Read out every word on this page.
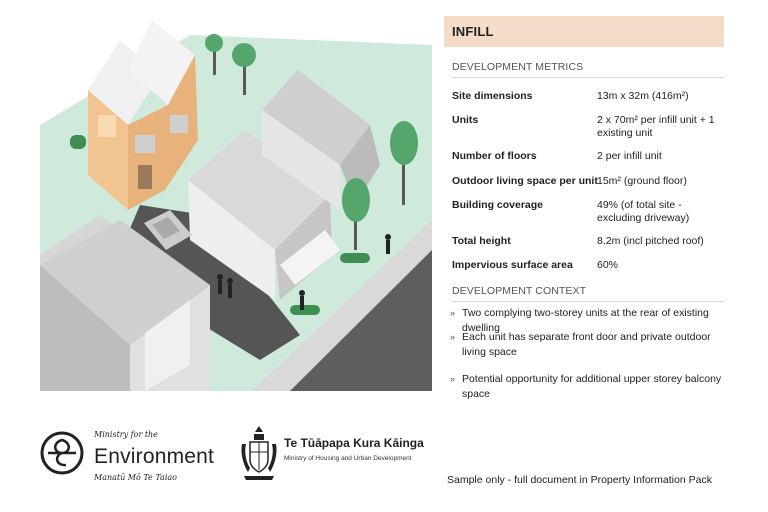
INFILL
DEVELOPMENT METRICS
Site dimensions	13m x 32m (416m²)
Units	2 x 70m² per infill unit + 1 existing unit
Number of floors	2 per infill unit
Outdoor living space per unit 15m² (ground floor)
Building coverage	49% (of total site - excluding driveway)
Total height	8.2m (incl pitched roof)
Impervious surface area 60%
DEVELOPMENT CONTEXT
» Two complying two-storey units at the rear of existing dwelling
» Each unit has separate front door and private outdoor living space
» Potential opportunity for additional upper storey balcony space
Ministry for the
Environment
Manatū Mō Te Taiao
Te Tūāpapa Kura Kāinga
Ministry of Housing and Urban Development
Sample only - full document in Property Information Pack
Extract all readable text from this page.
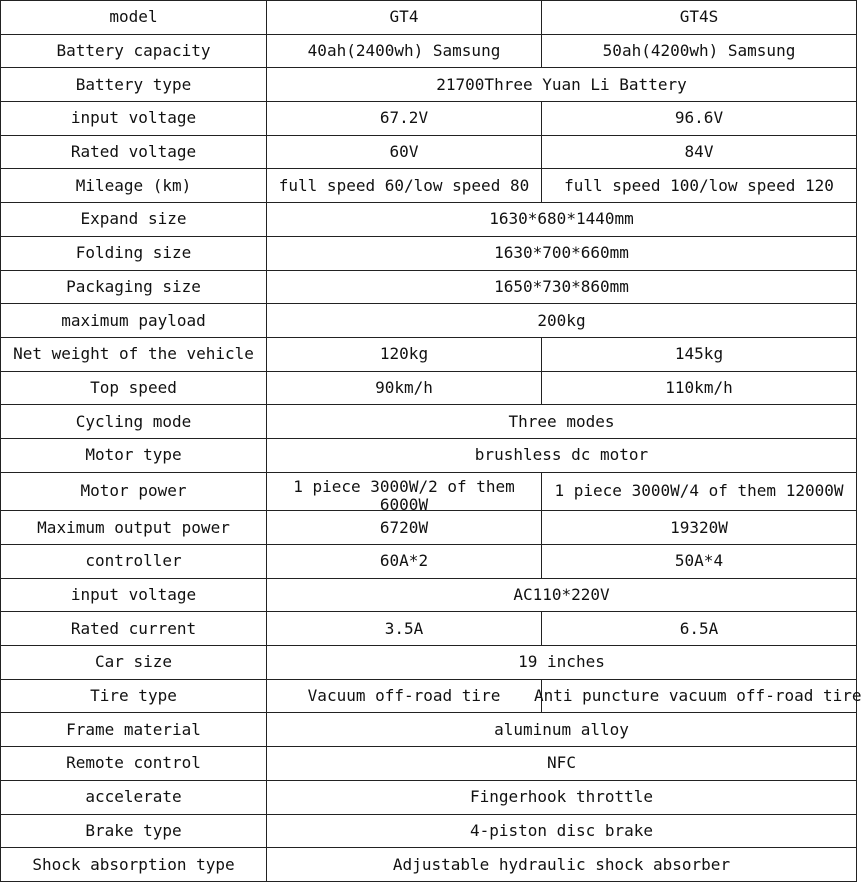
model	GT4	GT4S
Battery capacity	40ah(2400wh) Samsung	50ah(4200wh) Samsung
Battery type	21700Three Yuan Li Battery	
input voltage	67.2V	96.6V
Rated voltage	60V	84V
Mileage (km)	full speed 60/low speed 80	full speed 100/low speed 120
Expand size	1630*680*1440mm	
Folding size	1630*700*660mm	
Packaging size	1650*730*860mm	
maximum payload	200kg	
Net weight of the vehicle	120kg	145kg
Top speed	90km/h	110km/h
Cycling mode	Three modes	
Motor type	brushless dc motor	
Motor power	1 piece 3000W/2 of them 6000W	1 piece 3000W/4 of them 12000W
Maximum output power	6720W	19320W
controller	60A*2	50A*4
input voltage	AC110*220V	
Rated current	3.5A	6.5A
Car size	19 inches	
Tire type	Vacuum off-road tire	Anti puncture vacuum off-road tire
Frame material	aluminum alloy	
Remote control	NFC	
accelerate	Fingerhook throttle	
Brake type	4-piston disc brake	
Shock absorption type	Adjustable hydraulic shock absorber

_The exercise:_
Repeat the lines from the line containing "Extract all readable text from this page." through the end of the material above exactly, with no pictures and nothing else.

_Full solution:_
Extract all readable text from this page.
model	GT4	GT4S
Battery capacity	40ah(2400wh) Samsung	50ah(4200wh) Samsung
Battery type	21700Three Yuan Li Battery	
input voltage	67.2V	96.6V
Rated voltage	60V	84V
Mileage (km)	full speed 60/low speed 80	full speed 100/low speed 120
Expand size	1630*680*1440mm	
Folding size	1630*700*660mm	
Packaging size	1650*730*860mm	
maximum payload	200kg	
Net weight of the vehicle	120kg	145kg
Top speed	90km/h	110km/h
Cycling mode	Three modes	
Motor type	brushless dc motor	
Motor power	1 piece 3000W/2 of them 6000W	1 piece 3000W/4 of them 12000W
Maximum output power	6720W	19320W
controller	60A*2	50A*4
input voltage	AC110*220V	
Rated current	3.5A	6.5A
Car size	19 inches	
Tire type	Vacuum off-road tire	Anti puncture vacuum off-road tire
Frame material	aluminum alloy	
Remote control	NFC	
accelerate	Fingerhook throttle	
Brake type	4-piston disc brake	
Shock absorption type	Adjustable hydraulic shock absorber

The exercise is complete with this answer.